* _JOB_
Scan the entries below for the word "JSON". Copy each line that has it.

* _SUPPLIED RECORDS_
______

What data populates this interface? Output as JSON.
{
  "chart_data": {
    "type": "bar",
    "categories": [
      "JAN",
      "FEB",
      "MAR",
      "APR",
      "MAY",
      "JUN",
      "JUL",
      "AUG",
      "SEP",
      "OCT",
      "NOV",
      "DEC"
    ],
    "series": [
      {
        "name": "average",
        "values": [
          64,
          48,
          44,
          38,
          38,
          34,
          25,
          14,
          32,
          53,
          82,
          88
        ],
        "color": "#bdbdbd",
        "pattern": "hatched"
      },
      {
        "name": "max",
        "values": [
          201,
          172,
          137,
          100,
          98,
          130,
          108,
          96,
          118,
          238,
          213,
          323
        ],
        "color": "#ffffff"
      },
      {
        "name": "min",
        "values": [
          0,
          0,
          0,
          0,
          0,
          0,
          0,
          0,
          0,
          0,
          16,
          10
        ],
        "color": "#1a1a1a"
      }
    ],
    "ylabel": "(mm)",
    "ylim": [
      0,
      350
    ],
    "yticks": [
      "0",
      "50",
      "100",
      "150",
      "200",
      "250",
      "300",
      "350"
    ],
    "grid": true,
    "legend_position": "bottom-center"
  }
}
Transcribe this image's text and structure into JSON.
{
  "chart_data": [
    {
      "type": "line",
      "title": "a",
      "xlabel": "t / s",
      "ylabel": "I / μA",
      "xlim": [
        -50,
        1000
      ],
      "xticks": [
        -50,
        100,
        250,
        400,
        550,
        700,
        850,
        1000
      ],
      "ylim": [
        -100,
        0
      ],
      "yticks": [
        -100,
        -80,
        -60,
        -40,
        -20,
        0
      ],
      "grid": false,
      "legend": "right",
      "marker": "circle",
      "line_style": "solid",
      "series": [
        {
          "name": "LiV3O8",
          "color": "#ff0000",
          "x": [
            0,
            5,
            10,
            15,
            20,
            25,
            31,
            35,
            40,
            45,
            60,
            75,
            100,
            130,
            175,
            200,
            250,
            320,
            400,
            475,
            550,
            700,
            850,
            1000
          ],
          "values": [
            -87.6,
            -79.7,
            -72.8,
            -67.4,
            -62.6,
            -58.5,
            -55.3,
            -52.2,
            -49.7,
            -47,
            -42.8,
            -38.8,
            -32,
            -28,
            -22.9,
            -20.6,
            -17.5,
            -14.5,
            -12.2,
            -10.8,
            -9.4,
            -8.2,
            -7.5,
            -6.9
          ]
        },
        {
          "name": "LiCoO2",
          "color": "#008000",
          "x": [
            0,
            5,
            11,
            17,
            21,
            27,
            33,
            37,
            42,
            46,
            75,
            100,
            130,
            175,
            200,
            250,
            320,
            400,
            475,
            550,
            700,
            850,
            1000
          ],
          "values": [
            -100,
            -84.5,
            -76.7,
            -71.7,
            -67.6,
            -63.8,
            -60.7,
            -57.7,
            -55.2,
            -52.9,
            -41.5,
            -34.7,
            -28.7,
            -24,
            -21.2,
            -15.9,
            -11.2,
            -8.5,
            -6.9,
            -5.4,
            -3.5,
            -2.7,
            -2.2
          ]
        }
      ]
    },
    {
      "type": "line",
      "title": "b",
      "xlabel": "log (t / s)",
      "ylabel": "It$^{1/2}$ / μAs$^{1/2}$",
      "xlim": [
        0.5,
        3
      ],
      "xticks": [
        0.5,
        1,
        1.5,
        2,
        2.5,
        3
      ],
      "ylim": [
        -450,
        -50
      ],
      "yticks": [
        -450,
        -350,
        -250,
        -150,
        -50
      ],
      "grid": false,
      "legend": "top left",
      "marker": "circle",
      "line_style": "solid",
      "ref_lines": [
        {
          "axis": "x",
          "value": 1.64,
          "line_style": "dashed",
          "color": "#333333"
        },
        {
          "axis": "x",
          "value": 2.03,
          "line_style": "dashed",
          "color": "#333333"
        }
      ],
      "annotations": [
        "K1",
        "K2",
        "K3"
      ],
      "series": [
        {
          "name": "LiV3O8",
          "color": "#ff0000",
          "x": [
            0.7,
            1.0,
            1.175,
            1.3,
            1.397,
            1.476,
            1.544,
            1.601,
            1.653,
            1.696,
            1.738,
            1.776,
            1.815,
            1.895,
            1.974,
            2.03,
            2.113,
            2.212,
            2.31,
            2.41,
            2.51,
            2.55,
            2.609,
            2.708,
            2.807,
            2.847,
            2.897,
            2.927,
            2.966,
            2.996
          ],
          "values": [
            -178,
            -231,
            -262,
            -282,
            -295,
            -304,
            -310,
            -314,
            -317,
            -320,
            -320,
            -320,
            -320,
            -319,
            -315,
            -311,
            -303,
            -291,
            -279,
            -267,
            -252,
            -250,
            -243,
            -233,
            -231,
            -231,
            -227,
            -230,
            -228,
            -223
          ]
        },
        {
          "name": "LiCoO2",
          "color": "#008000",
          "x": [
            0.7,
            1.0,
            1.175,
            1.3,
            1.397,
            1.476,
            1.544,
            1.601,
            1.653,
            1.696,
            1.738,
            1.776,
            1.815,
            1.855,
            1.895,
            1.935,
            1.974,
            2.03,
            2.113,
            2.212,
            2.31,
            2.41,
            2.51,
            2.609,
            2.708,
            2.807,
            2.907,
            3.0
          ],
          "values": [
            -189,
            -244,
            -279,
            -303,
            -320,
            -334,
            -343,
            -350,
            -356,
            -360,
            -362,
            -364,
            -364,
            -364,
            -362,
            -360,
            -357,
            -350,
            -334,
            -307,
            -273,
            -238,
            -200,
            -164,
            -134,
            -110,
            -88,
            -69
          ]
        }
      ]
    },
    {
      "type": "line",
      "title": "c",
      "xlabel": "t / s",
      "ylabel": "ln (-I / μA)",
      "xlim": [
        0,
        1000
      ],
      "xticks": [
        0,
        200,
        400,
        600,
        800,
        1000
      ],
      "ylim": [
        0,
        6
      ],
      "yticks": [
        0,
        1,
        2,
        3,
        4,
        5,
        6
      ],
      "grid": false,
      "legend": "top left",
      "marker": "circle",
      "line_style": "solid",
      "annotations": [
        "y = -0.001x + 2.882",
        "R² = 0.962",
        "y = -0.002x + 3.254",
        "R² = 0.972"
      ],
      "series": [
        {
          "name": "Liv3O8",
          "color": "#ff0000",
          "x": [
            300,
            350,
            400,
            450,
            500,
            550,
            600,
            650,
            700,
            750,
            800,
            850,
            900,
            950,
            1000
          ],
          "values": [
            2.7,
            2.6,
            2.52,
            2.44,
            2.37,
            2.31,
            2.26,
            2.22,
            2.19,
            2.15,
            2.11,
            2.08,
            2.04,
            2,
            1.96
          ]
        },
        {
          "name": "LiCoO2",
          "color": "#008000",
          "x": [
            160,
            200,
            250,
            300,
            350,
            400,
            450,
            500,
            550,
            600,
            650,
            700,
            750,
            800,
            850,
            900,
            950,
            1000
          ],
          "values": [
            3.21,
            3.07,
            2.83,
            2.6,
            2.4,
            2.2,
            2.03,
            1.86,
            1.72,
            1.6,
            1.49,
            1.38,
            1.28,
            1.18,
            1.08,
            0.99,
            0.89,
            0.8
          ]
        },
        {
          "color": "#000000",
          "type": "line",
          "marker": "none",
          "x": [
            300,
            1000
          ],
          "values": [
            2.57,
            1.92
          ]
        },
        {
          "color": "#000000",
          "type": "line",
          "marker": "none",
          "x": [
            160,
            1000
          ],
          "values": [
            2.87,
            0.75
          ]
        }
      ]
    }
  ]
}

______

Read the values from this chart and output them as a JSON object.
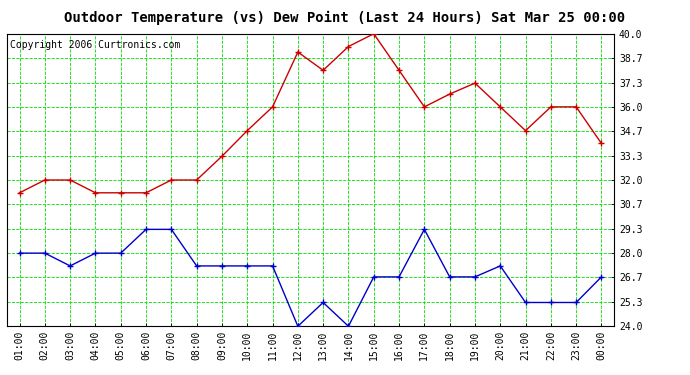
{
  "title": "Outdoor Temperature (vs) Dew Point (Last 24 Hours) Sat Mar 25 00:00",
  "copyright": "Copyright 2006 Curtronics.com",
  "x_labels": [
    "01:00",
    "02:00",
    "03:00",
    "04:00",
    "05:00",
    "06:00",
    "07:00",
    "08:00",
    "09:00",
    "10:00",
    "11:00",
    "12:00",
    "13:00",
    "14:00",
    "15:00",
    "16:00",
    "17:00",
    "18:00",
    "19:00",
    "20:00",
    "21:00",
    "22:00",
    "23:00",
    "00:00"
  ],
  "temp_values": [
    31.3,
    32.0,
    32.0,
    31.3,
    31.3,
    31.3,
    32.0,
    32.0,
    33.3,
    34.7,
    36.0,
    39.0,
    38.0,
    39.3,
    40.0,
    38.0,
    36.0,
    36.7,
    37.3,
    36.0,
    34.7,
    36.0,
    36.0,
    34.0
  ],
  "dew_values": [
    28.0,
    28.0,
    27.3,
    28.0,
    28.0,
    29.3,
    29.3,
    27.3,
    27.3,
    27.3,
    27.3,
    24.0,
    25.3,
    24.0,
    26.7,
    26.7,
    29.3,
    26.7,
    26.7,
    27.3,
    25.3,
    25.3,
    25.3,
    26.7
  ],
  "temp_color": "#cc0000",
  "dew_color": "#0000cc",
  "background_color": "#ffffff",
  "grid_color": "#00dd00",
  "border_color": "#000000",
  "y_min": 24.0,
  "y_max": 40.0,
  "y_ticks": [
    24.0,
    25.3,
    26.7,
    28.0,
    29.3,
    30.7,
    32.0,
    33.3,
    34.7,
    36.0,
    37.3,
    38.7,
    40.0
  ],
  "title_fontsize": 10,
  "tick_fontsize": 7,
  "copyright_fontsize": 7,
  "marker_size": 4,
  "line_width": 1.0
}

______

* _WRITTEN ANSWER_
What data populates this interface? Output as JSON.
Transcribe this image's text and structure into JSON.
Read the values from this chart and output them as a JSON object.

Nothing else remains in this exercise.